[Stored records]
------

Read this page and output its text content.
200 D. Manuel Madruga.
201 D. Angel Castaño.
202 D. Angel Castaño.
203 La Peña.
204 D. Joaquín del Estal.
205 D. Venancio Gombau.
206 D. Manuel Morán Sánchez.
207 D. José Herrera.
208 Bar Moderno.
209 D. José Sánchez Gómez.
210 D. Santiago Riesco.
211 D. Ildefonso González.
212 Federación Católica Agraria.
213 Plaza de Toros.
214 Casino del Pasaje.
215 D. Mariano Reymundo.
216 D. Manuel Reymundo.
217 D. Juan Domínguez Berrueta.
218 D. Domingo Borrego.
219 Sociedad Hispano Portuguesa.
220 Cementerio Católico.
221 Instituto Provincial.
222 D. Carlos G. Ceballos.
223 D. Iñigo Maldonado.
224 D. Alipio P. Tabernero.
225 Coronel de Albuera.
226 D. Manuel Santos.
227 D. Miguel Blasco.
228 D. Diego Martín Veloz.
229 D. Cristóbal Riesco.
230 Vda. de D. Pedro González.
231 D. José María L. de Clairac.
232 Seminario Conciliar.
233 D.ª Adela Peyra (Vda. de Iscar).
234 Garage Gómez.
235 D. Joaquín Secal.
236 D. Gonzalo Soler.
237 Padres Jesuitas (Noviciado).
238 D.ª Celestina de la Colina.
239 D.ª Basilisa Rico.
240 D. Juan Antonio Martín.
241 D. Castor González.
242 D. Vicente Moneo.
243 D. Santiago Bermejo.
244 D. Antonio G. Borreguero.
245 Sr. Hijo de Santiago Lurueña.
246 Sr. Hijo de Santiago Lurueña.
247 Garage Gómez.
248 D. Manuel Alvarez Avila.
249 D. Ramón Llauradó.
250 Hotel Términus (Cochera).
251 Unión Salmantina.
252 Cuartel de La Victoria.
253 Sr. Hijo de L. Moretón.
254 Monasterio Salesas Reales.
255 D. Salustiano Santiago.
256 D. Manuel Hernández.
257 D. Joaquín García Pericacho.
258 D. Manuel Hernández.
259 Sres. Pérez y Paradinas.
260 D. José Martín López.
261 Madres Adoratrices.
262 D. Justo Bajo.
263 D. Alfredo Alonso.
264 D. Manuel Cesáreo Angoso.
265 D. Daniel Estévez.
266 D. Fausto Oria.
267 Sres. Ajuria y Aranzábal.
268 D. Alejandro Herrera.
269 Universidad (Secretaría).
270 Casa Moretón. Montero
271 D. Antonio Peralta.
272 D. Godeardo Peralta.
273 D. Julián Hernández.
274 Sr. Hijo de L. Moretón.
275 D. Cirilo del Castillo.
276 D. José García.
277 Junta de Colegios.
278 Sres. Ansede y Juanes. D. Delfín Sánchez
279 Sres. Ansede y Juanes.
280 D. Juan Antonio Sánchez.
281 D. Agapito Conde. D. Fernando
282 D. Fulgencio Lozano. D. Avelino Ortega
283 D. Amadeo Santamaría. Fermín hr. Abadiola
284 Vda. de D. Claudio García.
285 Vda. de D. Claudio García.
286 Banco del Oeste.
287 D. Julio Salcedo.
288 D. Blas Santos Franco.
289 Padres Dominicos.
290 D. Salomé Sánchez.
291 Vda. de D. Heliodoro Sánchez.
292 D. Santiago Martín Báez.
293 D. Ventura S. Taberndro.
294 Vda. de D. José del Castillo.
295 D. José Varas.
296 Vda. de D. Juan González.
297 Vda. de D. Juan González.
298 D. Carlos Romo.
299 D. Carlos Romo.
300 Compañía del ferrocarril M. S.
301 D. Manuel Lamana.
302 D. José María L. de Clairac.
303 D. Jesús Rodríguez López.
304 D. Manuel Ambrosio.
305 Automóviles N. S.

------

**Exercise description:** Reproduce every record above exactly as it appears.

**Final result:**
Read this page and output its text content.
200 D. Manuel Madruga.
201 D. Angel Castaño.
202 D. Angel Castaño.
203 La Peña.
204 D. Joaquín del Estal.
205 D. Venancio Gombau.
206 D. Manuel Morán Sánchez.
207 D. José Herrera.
208 Bar Moderno.
209 D. José Sánchez Gómez.
210 D. Santiago Riesco.
211 D. Ildefonso González.
212 Federación Católica Agraria.
213 Plaza de Toros.
214 Casino del Pasaje.
215 D. Mariano Reymundo.
216 D. Manuel Reymundo.
217 D. Juan Domínguez Berrueta.
218 D. Domingo Borrego.
219 Sociedad Hispano Portuguesa.
220 Cementerio Católico.
221 Instituto Provincial.
222 D. Carlos G. Ceballos.
223 D. Iñigo Maldonado.
224 D. Alipio P. Tabernero.
225 Coronel de Albuera.
226 D. Manuel Santos.
227 D. Miguel Blasco.
228 D. Diego Martín Veloz.
229 D. Cristóbal Riesco.
230 Vda. de D. Pedro González.
231 D. José María L. de Clairac.
232 Seminario Conciliar.
233 D.ª Adela Peyra (Vda. de Iscar).
234 Garage Gómez.
235 D. Joaquín Secal.
236 D. Gonzalo Soler.
237 Padres Jesuitas (Noviciado).
238 D.ª Celestina de la Colina.
239 D.ª Basilisa Rico.
240 D. Juan Antonio Martín.
241 D. Castor González.
242 D. Vicente Moneo.
243 D. Santiago Bermejo.
244 D. Antonio G. Borreguero.
245 Sr. Hijo de Santiago Lurueña.
246 Sr. Hijo de Santiago Lurueña.
247 Garage Gómez.
248 D. Manuel Alvarez Avila.
249 D. Ramón Llauradó.
250 Hotel Términus (Cochera).
251 Unión Salmantina.
252 Cuartel de La Victoria.
253 Sr. Hijo de L. Moretón.
254 Monasterio Salesas Reales.
255 D. Salustiano Santiago.
256 D. Manuel Hernández.
257 D. Joaquín García Pericacho.
258 D. Manuel Hernández.
259 Sres. Pérez y Paradinas.
260 D. José Martín López.
261 Madres Adoratrices.
262 D. Justo Bajo.
263 D. Alfredo Alonso.
264 D. Manuel Cesáreo Angoso.
265 D. Daniel Estévez.
266 D. Fausto Oria.
267 Sres. Ajuria y Aranzábal.
268 D. Alejandro Herrera.
269 Universidad (Secretaría).
270 Casa Moretón. Montero
271 D. Antonio Peralta.
272 D. Godeardo Peralta.
273 D. Julián Hernández.
274 Sr. Hijo de L. Moretón.
275 D. Cirilo del Castillo.
276 D. José García.
277 Junta de Colegios.
278 Sres. Ansede y Juanes. D. Delfín Sánchez
279 Sres. Ansede y Juanes.
280 D. Juan Antonio Sánchez.
281 D. Agapito Conde. D. Fernando
282 D. Fulgencio Lozano. D. Avelino Ortega
283 D. Amadeo Santamaría. Fermín hr. Abadiola
284 Vda. de D. Claudio García.
285 Vda. de D. Claudio García.
286 Banco del Oeste.
287 D. Julio Salcedo.
288 D. Blas Santos Franco.
289 Padres Dominicos.
290 D. Salomé Sánchez.
291 Vda. de D. Heliodoro Sánchez.
292 D. Santiago Martín Báez.
293 D. Ventura S. Taberndro.
294 Vda. de D. José del Castillo.
295 D. José Varas.
296 Vda. de D. Juan González.
297 Vda. de D. Juan González.
298 D. Carlos Romo.
299 D. Carlos Romo.
300 Compañía del ferrocarril M. S.
301 D. Manuel Lamana.
302 D. José María L. de Clairac.
303 D. Jesús Rodríguez López.
304 D. Manuel Ambrosio.
305 Automóviles N. S.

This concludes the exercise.